In the data below, find every line that has the string "universidad", and copy it.
───── Data to process ─────
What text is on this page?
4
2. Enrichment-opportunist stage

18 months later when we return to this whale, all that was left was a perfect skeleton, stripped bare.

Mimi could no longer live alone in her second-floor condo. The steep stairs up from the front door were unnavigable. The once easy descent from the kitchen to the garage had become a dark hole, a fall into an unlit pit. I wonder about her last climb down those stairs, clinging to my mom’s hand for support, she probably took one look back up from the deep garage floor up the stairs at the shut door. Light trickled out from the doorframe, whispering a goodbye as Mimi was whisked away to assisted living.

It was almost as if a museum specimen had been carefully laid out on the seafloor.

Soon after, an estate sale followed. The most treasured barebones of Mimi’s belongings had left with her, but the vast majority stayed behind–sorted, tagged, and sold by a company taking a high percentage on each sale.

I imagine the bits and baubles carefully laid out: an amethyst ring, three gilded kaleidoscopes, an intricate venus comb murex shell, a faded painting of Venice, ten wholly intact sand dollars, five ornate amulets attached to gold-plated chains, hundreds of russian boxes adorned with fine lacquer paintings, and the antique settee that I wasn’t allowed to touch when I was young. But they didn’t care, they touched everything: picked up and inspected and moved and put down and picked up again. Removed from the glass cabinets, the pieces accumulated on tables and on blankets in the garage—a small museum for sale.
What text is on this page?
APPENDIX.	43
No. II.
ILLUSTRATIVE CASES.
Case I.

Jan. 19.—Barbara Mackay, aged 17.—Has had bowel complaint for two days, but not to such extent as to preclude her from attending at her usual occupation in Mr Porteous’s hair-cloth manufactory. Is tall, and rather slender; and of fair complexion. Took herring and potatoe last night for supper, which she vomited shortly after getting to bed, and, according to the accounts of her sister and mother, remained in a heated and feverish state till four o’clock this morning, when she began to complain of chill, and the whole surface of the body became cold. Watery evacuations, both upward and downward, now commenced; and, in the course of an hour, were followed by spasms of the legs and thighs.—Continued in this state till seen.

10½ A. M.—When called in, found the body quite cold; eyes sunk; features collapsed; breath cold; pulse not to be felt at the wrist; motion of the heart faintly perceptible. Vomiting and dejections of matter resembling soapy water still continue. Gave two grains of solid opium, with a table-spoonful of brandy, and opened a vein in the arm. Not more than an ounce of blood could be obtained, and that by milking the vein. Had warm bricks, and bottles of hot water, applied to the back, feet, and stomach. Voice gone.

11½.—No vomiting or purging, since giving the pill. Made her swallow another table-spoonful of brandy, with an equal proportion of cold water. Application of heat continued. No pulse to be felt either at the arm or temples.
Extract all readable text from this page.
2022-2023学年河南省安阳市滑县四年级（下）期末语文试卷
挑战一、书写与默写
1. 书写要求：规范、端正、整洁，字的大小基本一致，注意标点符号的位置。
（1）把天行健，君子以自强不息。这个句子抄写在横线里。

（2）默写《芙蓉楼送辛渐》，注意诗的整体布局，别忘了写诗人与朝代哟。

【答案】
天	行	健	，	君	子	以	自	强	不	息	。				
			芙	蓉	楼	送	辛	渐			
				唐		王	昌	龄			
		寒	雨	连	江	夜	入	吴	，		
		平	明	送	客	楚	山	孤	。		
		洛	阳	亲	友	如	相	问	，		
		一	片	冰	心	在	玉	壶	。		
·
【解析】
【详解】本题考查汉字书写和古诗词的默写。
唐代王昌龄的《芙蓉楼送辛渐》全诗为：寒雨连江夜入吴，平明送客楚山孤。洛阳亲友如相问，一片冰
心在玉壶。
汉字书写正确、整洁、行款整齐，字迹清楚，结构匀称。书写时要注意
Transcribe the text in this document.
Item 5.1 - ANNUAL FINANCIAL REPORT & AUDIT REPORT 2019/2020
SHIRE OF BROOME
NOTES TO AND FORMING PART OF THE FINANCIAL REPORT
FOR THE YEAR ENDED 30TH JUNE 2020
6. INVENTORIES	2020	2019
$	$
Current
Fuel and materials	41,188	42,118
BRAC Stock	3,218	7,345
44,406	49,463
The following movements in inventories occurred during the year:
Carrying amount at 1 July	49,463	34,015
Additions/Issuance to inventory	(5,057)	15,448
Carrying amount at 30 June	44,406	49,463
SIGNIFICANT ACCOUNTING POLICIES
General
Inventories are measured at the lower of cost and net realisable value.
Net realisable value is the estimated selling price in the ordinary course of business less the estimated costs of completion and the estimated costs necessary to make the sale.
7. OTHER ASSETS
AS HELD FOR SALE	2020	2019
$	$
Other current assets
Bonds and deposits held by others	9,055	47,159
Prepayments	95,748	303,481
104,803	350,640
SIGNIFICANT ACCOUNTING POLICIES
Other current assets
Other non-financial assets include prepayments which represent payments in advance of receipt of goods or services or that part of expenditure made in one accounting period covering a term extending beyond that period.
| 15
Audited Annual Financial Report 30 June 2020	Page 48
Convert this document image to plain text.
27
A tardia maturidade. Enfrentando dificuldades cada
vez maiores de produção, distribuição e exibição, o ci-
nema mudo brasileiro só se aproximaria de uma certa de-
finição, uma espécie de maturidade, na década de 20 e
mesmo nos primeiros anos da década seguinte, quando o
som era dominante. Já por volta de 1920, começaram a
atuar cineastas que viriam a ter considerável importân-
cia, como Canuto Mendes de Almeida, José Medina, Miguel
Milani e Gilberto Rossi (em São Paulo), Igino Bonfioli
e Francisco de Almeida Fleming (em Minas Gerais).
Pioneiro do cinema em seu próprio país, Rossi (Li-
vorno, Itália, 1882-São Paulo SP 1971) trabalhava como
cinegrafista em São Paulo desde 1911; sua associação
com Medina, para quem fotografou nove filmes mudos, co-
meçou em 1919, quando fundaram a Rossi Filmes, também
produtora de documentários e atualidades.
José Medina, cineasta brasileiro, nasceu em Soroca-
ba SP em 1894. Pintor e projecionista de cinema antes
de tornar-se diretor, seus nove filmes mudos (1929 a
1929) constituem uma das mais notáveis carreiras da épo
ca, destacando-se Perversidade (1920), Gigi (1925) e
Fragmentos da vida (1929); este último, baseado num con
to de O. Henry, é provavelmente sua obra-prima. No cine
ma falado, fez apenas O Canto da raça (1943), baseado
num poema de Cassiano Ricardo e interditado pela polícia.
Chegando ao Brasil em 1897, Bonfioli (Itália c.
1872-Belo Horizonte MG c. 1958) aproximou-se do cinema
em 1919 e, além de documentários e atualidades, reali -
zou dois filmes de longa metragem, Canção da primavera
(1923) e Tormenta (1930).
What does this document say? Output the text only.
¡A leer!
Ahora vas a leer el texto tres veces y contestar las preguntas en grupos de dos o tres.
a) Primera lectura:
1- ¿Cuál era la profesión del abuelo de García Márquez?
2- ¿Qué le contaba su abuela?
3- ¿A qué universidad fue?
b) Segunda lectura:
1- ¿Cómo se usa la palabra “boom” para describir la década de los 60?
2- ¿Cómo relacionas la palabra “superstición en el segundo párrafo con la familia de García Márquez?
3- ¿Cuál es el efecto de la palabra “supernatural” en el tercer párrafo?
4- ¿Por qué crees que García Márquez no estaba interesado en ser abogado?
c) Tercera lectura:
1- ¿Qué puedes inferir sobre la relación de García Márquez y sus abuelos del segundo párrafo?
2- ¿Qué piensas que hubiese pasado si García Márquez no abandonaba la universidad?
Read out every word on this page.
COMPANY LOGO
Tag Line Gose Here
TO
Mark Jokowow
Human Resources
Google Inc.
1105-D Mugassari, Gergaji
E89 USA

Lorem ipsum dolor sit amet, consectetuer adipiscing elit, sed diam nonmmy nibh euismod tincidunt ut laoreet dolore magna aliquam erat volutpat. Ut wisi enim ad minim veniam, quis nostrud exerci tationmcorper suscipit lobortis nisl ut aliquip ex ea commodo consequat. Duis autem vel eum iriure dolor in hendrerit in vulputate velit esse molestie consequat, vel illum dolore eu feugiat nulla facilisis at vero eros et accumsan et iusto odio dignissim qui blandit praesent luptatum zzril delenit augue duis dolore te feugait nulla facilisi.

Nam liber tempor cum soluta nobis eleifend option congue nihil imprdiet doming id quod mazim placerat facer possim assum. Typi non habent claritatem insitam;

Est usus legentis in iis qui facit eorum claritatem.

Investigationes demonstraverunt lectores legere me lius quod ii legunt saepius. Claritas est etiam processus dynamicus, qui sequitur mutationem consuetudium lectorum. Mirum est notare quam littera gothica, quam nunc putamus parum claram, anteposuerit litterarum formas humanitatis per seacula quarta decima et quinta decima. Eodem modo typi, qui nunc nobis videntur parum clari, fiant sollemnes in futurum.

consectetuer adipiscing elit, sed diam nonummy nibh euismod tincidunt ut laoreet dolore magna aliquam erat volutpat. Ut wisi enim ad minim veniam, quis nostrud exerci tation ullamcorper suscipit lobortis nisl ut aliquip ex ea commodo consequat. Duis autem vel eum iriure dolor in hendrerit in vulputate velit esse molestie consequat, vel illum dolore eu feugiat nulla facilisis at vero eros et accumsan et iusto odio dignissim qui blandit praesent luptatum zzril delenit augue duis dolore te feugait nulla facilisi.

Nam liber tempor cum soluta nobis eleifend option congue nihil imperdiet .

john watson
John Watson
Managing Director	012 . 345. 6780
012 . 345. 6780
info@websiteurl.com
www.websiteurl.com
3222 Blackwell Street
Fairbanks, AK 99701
─────
* _Written response_
3- ¿A qué universidad fue?
2- ¿Qué piensas que hubiese pasado si García Márquez no abandonaba la universidad?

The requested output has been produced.